* Records drawn from a dataset:
>>>>
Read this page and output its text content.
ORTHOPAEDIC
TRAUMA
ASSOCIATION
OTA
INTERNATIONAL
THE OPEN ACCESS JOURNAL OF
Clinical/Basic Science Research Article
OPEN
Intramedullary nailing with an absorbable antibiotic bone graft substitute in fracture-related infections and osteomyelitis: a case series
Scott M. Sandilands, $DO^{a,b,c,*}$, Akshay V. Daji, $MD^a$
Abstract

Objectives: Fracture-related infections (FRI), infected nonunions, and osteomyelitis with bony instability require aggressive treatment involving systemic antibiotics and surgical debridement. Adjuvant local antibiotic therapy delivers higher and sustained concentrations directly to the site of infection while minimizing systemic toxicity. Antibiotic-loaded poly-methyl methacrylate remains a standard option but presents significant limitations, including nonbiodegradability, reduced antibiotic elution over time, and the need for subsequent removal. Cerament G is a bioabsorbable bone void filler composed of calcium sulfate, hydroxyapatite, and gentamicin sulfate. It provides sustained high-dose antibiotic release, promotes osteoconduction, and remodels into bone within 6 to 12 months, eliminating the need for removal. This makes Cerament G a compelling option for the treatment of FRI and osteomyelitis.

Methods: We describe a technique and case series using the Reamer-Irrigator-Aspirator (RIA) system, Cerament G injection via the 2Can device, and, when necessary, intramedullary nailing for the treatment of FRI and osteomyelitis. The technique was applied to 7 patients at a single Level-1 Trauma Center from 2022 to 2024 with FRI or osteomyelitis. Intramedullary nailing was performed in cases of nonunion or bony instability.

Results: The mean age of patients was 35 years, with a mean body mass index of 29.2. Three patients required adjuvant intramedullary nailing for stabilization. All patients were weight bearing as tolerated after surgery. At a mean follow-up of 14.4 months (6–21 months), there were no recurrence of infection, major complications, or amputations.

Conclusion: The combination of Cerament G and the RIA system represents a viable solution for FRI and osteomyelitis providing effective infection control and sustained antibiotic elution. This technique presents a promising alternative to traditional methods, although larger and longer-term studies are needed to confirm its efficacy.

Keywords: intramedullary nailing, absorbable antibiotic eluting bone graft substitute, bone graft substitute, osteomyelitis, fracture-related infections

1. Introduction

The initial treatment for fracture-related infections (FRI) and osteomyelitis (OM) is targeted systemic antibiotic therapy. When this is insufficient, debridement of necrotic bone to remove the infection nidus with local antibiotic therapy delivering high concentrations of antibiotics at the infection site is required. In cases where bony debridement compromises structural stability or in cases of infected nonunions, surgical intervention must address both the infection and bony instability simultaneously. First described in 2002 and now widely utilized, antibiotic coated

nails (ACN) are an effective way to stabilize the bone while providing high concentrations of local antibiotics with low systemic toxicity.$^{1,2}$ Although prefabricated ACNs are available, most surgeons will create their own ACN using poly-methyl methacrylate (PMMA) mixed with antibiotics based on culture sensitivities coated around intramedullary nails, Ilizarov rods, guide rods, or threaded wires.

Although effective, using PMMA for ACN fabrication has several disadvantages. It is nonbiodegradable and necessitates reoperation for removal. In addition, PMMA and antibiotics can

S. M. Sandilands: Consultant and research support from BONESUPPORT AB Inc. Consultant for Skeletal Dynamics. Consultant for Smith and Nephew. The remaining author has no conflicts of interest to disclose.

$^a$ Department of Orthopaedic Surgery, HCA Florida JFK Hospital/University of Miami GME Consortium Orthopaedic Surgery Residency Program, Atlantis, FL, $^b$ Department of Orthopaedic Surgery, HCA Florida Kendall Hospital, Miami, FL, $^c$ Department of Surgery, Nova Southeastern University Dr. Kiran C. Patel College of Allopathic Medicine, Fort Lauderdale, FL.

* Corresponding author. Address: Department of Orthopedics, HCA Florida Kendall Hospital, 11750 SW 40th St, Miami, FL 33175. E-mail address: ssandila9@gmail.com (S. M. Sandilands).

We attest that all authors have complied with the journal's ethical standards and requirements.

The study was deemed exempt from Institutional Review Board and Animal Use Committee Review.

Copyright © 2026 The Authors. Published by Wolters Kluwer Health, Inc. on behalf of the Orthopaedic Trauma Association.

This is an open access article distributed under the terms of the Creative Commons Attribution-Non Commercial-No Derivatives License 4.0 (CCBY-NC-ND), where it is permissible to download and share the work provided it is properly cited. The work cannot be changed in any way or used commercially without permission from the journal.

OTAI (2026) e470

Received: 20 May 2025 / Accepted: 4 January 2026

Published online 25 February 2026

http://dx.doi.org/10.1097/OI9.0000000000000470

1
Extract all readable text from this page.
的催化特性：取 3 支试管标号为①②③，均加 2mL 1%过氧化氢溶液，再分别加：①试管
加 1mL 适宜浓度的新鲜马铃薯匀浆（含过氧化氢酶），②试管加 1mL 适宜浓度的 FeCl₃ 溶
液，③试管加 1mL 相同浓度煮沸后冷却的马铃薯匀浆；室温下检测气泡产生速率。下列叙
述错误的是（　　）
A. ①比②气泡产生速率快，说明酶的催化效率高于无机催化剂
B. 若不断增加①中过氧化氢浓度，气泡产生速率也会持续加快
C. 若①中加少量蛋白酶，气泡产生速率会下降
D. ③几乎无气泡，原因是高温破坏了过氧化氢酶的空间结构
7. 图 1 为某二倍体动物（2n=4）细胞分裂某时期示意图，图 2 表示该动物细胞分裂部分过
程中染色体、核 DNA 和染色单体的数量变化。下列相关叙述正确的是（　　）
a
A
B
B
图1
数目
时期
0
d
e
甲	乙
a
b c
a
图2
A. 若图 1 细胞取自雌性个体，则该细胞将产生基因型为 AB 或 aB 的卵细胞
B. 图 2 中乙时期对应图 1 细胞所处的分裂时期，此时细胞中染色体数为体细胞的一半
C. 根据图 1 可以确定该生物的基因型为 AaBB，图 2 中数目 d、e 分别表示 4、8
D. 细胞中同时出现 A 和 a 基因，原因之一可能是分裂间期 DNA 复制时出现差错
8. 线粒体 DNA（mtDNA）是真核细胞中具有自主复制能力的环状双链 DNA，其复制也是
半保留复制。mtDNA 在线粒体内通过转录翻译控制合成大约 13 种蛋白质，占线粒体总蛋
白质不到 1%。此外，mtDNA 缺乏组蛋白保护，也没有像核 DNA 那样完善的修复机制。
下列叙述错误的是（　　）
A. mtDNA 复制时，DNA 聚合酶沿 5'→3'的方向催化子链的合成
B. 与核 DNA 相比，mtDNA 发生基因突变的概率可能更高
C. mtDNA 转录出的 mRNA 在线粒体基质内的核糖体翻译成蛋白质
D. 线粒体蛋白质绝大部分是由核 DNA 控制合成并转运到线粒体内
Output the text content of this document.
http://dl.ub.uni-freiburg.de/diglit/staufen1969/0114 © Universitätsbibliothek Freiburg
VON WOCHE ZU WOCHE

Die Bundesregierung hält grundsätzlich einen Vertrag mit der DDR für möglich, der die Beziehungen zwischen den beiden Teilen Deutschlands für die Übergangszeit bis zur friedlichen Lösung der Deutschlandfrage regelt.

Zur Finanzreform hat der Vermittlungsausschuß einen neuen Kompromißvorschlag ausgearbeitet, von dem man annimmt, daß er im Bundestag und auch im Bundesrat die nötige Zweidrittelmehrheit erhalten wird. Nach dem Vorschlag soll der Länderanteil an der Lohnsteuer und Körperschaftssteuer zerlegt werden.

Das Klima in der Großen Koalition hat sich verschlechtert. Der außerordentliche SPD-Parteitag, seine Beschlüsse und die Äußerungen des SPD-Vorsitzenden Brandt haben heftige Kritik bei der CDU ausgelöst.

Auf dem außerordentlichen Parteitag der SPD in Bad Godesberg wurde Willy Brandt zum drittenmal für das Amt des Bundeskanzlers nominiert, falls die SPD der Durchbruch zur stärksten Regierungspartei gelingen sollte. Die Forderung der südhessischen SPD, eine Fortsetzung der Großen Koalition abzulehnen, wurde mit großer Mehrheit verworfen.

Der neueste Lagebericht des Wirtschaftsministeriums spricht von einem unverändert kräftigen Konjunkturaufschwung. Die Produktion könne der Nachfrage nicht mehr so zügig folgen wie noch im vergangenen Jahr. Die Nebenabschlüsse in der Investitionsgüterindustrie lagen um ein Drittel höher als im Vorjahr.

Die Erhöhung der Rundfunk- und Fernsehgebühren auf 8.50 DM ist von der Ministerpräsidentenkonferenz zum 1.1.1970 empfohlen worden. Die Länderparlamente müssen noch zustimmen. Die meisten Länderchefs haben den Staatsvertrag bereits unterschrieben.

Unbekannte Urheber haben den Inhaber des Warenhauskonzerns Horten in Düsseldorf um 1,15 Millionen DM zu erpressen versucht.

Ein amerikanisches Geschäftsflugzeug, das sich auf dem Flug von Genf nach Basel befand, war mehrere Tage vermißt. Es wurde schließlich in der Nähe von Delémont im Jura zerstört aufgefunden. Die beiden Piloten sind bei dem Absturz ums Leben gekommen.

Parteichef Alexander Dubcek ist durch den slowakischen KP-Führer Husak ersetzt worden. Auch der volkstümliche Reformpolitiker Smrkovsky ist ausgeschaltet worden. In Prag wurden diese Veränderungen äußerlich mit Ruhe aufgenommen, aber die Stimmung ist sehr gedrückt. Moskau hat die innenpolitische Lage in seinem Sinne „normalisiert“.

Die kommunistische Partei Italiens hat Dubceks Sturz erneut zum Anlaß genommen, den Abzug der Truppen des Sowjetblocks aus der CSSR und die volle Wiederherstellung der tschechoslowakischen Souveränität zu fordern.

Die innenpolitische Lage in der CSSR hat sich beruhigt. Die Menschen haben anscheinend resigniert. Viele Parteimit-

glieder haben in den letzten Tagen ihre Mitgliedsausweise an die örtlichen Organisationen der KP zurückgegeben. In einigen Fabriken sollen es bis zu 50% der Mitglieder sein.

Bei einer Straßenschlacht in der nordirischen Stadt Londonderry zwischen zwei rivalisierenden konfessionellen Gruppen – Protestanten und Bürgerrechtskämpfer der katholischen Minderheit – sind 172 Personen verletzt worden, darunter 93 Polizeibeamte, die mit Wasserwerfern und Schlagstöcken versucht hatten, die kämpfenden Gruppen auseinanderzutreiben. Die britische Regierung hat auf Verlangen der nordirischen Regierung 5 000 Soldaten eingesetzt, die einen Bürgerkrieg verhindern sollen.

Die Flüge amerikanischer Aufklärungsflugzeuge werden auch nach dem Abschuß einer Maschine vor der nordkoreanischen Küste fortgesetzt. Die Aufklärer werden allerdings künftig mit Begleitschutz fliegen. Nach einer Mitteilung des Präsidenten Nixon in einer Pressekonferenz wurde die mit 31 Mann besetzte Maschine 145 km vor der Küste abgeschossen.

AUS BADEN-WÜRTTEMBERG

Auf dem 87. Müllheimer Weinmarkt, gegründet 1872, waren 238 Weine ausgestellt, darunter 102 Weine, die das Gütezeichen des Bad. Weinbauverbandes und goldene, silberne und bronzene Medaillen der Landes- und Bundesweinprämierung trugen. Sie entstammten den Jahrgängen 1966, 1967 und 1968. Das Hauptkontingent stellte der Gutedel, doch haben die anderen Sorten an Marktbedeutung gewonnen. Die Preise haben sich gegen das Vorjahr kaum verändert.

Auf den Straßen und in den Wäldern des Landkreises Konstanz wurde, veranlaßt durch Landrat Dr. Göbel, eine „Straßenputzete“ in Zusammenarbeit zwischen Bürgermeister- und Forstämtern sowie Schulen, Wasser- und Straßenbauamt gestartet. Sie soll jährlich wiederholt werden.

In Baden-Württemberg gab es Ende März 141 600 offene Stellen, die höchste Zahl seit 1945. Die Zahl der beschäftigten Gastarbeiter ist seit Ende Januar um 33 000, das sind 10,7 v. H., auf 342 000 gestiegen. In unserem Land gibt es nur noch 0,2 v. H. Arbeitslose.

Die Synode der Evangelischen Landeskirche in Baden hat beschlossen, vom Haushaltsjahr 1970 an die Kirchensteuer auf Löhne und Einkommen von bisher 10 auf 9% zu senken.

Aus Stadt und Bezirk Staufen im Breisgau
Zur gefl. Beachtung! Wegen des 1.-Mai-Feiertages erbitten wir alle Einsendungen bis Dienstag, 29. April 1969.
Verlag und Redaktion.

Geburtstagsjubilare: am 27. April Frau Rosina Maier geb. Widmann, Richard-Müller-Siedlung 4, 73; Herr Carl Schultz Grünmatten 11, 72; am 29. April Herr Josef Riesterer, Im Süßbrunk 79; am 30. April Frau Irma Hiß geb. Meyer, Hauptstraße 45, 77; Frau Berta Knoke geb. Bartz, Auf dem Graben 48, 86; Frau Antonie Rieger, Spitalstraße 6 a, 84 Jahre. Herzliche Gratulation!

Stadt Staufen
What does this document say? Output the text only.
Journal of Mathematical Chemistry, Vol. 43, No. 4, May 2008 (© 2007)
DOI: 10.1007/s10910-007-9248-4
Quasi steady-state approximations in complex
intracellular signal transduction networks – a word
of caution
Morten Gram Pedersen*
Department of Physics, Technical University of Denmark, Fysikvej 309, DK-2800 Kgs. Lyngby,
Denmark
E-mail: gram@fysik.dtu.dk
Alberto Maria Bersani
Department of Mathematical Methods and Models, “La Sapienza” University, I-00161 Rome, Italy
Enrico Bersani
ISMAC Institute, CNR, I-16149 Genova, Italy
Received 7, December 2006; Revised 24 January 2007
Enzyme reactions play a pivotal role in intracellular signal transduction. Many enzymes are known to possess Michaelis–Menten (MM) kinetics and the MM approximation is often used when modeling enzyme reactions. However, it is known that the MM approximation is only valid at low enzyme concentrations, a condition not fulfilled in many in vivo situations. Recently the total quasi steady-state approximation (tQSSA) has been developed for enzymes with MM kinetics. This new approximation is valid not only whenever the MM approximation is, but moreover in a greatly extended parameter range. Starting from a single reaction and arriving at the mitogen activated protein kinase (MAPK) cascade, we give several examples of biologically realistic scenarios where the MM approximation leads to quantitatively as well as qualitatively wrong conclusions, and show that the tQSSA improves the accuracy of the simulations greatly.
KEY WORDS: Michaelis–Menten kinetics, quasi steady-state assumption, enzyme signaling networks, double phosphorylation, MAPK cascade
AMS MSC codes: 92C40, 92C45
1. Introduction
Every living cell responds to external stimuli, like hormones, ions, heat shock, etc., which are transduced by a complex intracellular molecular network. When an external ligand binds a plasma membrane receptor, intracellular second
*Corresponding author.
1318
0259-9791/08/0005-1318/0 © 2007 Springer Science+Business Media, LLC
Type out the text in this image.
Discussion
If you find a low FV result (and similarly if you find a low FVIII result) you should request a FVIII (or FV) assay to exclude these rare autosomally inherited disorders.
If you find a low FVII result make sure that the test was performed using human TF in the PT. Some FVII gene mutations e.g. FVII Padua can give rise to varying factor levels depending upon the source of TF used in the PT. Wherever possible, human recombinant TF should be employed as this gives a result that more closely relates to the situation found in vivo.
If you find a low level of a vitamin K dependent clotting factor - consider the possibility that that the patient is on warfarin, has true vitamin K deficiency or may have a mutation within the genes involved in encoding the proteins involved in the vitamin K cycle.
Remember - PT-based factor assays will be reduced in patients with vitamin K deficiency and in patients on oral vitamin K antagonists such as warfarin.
<<<<
* REQUIRED ACTION:
Lines from the records above that hold "Received" are the ones to list.

* WRITTEN REPLY:
Received: 20 May 2025 / Accepted: 4 January 2026
Received 7, December 2006; Revised 24 January 2007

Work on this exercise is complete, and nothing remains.